◆ Exercise instructions
Return the count of lines that mention "Views", with no other words.

Stored entries:
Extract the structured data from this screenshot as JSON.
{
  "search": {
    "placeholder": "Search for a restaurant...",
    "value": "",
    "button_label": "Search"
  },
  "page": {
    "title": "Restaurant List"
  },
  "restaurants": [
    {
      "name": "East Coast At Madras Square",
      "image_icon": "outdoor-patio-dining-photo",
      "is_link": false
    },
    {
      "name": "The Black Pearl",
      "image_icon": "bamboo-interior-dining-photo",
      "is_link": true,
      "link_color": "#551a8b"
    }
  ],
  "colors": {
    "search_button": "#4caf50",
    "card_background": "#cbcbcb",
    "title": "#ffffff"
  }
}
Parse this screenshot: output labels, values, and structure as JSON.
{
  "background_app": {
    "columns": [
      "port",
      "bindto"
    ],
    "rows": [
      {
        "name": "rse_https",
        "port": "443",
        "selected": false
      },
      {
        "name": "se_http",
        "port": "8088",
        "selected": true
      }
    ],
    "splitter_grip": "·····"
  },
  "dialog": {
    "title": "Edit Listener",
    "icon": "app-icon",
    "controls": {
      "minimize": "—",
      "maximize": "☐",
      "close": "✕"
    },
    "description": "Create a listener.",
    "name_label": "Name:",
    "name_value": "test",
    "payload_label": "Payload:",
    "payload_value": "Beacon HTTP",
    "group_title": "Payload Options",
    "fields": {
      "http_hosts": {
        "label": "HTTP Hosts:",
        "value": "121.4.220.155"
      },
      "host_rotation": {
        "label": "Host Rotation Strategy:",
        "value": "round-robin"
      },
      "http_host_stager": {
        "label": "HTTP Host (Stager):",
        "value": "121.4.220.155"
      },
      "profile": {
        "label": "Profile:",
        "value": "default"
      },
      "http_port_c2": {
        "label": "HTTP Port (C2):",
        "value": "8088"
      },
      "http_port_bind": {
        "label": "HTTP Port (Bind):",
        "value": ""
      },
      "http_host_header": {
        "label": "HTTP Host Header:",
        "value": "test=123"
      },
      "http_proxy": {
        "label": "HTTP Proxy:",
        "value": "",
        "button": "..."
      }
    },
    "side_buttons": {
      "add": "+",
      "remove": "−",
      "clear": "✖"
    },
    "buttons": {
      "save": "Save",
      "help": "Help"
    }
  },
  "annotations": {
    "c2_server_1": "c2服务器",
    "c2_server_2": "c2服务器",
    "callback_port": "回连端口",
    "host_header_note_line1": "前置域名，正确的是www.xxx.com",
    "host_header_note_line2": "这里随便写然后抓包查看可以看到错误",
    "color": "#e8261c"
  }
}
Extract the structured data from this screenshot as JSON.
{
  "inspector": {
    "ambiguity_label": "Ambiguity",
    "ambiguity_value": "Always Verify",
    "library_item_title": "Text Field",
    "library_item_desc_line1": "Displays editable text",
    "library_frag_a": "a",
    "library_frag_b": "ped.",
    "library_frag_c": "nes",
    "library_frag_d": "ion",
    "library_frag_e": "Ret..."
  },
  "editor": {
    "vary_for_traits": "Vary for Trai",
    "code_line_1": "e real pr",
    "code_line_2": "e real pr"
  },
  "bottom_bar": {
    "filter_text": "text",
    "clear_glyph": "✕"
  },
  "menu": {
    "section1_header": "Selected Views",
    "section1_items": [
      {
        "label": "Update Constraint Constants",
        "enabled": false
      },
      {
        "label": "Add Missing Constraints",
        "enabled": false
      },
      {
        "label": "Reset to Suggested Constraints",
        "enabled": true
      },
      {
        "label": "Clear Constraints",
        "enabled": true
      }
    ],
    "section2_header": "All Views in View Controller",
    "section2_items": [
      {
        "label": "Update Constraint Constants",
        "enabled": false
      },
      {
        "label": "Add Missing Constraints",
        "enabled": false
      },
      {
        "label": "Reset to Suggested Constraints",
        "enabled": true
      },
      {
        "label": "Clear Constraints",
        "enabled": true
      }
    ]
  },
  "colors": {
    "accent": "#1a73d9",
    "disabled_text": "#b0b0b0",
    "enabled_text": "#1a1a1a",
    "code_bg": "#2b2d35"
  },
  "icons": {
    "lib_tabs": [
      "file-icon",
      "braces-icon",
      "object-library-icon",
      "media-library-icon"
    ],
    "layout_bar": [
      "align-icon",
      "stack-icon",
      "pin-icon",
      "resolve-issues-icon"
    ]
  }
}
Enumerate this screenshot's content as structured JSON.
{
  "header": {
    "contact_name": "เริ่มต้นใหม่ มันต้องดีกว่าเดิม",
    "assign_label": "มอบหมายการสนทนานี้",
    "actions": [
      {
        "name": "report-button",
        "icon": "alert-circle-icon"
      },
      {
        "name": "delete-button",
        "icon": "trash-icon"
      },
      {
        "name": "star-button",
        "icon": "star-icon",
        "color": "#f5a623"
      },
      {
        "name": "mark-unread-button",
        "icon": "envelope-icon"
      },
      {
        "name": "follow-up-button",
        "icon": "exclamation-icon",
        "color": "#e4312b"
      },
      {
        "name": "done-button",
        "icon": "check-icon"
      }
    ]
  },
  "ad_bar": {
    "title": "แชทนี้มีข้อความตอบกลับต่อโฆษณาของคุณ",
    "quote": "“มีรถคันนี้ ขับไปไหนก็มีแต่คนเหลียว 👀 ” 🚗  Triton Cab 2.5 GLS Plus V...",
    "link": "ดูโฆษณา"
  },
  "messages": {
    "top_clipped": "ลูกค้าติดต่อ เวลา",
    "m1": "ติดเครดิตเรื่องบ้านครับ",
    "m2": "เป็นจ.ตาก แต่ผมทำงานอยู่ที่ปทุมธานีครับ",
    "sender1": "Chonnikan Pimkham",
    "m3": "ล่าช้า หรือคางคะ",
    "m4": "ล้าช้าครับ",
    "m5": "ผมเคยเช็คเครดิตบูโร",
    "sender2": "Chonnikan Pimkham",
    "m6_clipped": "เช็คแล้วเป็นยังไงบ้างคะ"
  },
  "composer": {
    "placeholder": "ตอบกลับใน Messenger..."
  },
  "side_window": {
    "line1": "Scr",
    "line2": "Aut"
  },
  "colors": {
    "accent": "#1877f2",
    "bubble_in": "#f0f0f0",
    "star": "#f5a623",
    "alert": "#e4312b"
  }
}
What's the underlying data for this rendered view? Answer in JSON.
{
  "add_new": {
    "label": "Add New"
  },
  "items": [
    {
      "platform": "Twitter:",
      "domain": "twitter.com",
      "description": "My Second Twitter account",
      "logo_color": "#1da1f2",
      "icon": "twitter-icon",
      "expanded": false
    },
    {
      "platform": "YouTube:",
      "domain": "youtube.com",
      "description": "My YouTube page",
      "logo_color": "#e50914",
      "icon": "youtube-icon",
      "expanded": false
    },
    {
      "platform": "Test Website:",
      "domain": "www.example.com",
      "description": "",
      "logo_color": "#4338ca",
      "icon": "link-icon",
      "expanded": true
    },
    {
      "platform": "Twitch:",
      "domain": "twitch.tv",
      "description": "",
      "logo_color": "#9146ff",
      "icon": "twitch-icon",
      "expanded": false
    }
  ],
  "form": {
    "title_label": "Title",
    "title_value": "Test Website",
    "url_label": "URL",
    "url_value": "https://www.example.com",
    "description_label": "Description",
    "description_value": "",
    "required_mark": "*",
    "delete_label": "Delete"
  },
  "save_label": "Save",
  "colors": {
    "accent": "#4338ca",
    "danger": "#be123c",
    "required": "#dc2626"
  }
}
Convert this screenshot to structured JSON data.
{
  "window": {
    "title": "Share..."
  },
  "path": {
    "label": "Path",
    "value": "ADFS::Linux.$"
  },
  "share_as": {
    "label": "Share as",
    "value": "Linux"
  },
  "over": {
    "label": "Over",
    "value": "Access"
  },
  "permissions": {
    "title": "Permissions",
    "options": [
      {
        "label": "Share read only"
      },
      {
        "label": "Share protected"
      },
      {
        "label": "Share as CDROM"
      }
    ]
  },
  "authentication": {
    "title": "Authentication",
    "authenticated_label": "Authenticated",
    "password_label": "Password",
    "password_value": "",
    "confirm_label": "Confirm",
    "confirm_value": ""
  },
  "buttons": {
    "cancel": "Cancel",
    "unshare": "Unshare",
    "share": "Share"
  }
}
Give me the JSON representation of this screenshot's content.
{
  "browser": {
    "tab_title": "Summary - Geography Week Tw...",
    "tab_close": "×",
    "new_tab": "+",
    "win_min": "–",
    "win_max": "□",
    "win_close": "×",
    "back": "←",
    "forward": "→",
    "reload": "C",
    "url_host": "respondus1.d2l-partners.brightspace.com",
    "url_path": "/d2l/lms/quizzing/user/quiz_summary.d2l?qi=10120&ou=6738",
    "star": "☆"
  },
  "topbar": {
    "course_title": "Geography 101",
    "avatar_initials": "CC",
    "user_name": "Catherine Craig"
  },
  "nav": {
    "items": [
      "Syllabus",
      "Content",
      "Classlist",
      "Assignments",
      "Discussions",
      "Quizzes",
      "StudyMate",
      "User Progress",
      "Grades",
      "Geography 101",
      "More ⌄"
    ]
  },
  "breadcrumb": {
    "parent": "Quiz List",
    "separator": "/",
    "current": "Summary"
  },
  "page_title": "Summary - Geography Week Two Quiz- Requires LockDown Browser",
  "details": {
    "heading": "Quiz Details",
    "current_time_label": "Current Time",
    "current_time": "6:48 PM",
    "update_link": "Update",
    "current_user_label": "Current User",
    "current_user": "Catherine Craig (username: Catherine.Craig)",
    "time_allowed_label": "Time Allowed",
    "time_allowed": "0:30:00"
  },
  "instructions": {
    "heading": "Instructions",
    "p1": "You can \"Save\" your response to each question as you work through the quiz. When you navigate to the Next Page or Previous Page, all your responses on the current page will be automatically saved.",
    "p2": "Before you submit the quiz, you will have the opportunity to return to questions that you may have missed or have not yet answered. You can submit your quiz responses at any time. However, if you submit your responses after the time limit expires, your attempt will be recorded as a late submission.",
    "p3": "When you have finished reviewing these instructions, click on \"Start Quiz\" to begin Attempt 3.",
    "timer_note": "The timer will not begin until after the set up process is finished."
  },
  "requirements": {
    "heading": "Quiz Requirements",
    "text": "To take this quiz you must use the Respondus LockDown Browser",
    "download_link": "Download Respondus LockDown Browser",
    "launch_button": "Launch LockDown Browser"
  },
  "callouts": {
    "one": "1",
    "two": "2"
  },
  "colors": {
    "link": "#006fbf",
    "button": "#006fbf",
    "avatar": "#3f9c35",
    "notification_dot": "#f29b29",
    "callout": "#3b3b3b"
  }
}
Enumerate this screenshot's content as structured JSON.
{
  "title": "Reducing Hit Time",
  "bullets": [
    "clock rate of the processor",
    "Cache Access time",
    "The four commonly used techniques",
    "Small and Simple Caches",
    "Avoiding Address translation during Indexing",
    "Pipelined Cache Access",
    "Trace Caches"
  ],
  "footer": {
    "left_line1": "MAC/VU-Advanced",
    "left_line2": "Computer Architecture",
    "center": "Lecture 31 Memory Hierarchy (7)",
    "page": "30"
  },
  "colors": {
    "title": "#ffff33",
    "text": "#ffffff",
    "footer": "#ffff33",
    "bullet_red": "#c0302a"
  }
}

◆ Solution to this task
2